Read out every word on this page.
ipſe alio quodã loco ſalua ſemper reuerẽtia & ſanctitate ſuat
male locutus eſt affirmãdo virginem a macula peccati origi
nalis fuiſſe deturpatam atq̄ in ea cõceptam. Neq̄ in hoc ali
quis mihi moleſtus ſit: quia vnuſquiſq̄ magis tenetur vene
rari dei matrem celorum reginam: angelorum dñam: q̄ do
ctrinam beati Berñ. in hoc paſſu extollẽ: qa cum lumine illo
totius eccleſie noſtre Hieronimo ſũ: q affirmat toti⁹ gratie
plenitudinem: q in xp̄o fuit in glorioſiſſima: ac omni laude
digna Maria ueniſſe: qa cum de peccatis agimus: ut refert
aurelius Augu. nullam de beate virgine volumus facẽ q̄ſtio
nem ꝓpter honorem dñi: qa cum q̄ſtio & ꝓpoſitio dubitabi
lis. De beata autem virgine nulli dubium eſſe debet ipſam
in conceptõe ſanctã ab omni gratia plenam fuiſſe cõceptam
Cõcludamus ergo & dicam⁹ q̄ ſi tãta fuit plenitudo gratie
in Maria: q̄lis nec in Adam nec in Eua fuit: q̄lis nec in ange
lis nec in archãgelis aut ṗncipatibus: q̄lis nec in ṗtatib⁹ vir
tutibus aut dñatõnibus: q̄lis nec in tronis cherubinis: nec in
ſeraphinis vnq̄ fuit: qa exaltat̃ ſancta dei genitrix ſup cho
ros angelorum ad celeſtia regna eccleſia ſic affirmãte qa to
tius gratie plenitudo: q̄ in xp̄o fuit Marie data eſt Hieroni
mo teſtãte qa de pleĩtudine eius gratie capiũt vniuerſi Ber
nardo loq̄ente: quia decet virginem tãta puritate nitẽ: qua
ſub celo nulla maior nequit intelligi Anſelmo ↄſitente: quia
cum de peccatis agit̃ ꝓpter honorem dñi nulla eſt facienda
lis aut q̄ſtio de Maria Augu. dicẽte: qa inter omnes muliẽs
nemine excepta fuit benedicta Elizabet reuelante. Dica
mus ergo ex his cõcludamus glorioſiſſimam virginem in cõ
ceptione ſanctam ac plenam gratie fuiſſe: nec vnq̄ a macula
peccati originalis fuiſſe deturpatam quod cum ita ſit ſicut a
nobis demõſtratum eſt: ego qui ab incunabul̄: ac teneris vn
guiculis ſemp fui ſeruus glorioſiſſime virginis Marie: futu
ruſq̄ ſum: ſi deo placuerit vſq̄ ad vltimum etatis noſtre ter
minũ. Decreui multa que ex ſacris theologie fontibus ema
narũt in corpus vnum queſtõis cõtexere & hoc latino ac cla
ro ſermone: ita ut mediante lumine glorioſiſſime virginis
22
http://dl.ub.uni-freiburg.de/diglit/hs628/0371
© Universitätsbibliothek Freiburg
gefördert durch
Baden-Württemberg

What you are asked to do:
Look over the records above and copy each line that includes the string "virginem".

Solution for this task:
male locutus eſt affirmãdo virginem a macula peccati origi
nardo loq̄ente: quia decet virginem tãta puritate nitẽ: qua
mus ergo ex his cõcludamus glorioſiſſimam virginem in cõ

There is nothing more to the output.